━━━━━ RECORDS ━━━━━
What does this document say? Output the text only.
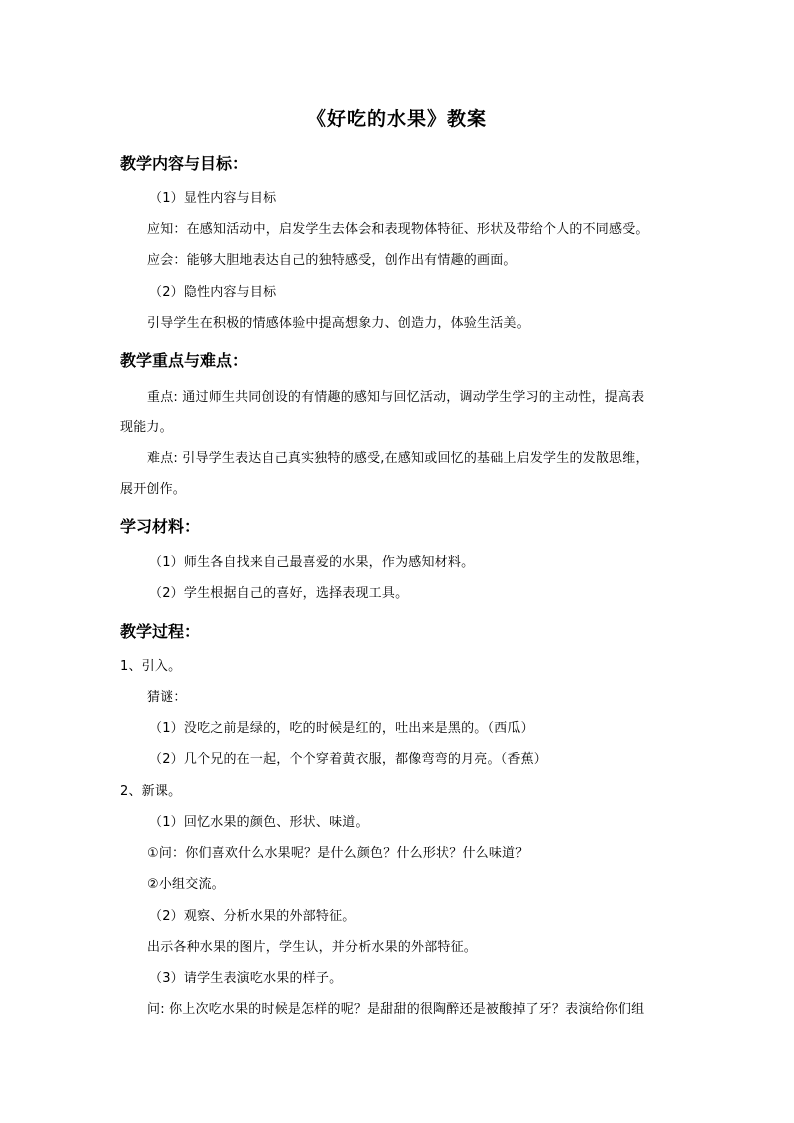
《好吃的水果》教案
教学内容与目标：
（1）显性内容与目标
应知：在感知活动中，启发学生去体会和表现物体特征、形状及带给个人的不同感受。
应会：能够大胆地表达自己的独特感受，创作出有情趣的画面。
（2）隐性内容与目标
引导学生在积极的情感体验中提高想象力、创造力，体验生活美。
教学重点与难点：
重点: 通过师生共同创设的有情趣的感知与回忆活动，调动学生学习的主动性，提高表
现能力。
难点: 引导学生表达自己真实独特的感受,在感知或回忆的基础上启发学生的发散思维，
展开创作。
学习材料：
（1）师生各自找来自己最喜爱的水果，作为感知材料。
（2）学生根据自己的喜好，选择表现工具。
教学过程：
1、引入。
猜谜：
（1）没吃之前是绿的，吃的时候是红的，吐出来是黑的。（西瓜）
（2）几个兄的在一起，个个穿着黄衣服，都像弯弯的月亮。（香蕉）
2、新课。
（1）回忆水果的颜色、形状、味道。
①问：你们喜欢什么水果呢？是什么颜色？什么形状？什么味道？
②小组交流。
（2）观察、分析水果的外部特征。
出示各种水果的图片，学生认，并分析水果的外部特征。
（3）请学生表演吃水果的样子。
问: 你上次吃水果的时候是怎样的呢？是甜甜的很陶醉还是被酸掉了牙？表演给你们组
━━━━━
#### GOAL:
Keep every word of the data as it is when you write it out, but drop the pictures.

#### SOLUTION:
What does this document say? Output the text only.
《好吃的水果》教案
教学内容与目标：
（1）显性内容与目标
应知：在感知活动中，启发学生去体会和表现物体特征、形状及带给个人的不同感受。
应会：能够大胆地表达自己的独特感受，创作出有情趣的画面。
（2）隐性内容与目标
引导学生在积极的情感体验中提高想象力、创造力，体验生活美。
教学重点与难点：
重点: 通过师生共同创设的有情趣的感知与回忆活动，调动学生学习的主动性，提高表
现能力。
难点: 引导学生表达自己真实独特的感受,在感知或回忆的基础上启发学生的发散思维，
展开创作。
学习材料：
（1）师生各自找来自己最喜爱的水果，作为感知材料。
（2）学生根据自己的喜好，选择表现工具。
教学过程：
1、引入。
猜谜：
（1）没吃之前是绿的，吃的时候是红的，吐出来是黑的。（西瓜）
（2）几个兄的在一起，个个穿着黄衣服，都像弯弯的月亮。（香蕉）
2、新课。
（1）回忆水果的颜色、形状、味道。
①问：你们喜欢什么水果呢？是什么颜色？什么形状？什么味道？
②小组交流。
（2）观察、分析水果的外部特征。
出示各种水果的图片，学生认，并分析水果的外部特征。
（3）请学生表演吃水果的样子。
问: 你上次吃水果的时候是怎样的呢？是甜甜的很陶醉还是被酸掉了牙？表演给你们组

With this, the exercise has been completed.